What you need to do — Tell how many lines have the string "from" in them, and write nothing besides the number.

Extracted data entries
========

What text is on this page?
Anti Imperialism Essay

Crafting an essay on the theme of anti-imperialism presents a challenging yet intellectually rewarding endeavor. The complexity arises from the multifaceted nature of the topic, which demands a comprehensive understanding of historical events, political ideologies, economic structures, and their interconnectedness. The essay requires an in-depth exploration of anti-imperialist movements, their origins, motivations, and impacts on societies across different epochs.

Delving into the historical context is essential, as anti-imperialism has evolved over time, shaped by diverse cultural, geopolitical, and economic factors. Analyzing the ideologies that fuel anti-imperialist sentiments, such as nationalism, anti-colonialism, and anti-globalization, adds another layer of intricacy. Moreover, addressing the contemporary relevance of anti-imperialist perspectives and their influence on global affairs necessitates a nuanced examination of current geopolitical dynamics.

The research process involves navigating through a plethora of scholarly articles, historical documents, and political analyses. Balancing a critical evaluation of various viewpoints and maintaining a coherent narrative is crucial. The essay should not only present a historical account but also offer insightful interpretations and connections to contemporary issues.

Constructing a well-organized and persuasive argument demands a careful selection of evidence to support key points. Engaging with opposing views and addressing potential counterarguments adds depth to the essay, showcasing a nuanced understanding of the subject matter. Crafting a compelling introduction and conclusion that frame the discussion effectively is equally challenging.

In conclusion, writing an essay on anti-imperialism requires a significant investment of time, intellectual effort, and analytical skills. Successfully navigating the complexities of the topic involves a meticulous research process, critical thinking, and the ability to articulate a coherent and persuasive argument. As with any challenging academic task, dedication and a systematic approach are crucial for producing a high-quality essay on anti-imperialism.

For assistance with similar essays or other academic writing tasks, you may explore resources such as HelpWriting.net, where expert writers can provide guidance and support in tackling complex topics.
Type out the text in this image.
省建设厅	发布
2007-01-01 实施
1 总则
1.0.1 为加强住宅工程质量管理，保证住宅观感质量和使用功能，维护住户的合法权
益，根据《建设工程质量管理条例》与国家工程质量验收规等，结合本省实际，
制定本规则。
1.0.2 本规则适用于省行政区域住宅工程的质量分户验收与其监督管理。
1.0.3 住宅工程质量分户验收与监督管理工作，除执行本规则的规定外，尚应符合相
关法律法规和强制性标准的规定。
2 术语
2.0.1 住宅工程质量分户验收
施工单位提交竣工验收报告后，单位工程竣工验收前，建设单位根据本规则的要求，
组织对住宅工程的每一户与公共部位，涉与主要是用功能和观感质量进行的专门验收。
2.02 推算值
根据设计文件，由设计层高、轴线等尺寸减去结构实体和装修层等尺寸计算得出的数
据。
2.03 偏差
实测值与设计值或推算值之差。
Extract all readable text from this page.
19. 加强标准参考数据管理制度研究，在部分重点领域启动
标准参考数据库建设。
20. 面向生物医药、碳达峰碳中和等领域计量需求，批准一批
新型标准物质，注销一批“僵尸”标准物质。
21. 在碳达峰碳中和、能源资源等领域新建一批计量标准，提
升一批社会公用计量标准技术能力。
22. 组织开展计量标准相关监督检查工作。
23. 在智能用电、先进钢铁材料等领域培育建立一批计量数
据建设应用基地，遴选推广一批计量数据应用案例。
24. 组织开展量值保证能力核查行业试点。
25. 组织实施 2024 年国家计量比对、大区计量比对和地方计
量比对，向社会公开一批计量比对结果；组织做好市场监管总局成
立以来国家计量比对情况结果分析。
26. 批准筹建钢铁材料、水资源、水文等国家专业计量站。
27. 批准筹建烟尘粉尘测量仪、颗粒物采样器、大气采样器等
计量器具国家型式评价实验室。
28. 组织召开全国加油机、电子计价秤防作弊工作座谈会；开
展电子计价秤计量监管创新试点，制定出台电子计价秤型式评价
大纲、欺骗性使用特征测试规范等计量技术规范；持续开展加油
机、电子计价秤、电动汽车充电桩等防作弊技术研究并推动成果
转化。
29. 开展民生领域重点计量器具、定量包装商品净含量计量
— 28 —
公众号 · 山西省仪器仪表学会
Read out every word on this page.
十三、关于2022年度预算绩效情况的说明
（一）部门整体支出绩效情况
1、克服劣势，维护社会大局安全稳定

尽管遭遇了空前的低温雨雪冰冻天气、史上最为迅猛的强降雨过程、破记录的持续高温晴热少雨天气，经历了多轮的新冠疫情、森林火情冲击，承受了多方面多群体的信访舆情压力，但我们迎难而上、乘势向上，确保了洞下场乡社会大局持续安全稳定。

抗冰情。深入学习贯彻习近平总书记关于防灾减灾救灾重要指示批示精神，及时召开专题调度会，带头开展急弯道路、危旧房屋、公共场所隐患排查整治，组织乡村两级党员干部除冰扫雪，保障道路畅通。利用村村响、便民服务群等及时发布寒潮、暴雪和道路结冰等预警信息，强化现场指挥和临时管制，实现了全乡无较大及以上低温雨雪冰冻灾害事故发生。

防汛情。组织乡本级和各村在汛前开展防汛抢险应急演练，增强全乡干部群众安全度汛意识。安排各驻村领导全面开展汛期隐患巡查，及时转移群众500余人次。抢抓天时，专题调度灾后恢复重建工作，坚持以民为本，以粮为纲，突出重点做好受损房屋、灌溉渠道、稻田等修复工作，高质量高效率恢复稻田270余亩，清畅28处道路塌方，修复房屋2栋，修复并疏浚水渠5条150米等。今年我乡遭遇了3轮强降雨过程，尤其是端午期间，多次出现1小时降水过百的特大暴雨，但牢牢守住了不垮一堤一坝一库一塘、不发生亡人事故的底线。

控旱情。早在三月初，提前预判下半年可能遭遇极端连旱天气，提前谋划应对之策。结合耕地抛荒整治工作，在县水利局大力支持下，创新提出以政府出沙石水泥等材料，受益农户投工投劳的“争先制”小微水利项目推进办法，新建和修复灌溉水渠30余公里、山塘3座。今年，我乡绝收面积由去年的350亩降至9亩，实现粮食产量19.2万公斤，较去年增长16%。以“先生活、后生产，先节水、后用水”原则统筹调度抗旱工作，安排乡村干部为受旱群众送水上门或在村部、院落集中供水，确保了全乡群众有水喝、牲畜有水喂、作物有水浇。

========

Exercise response — 2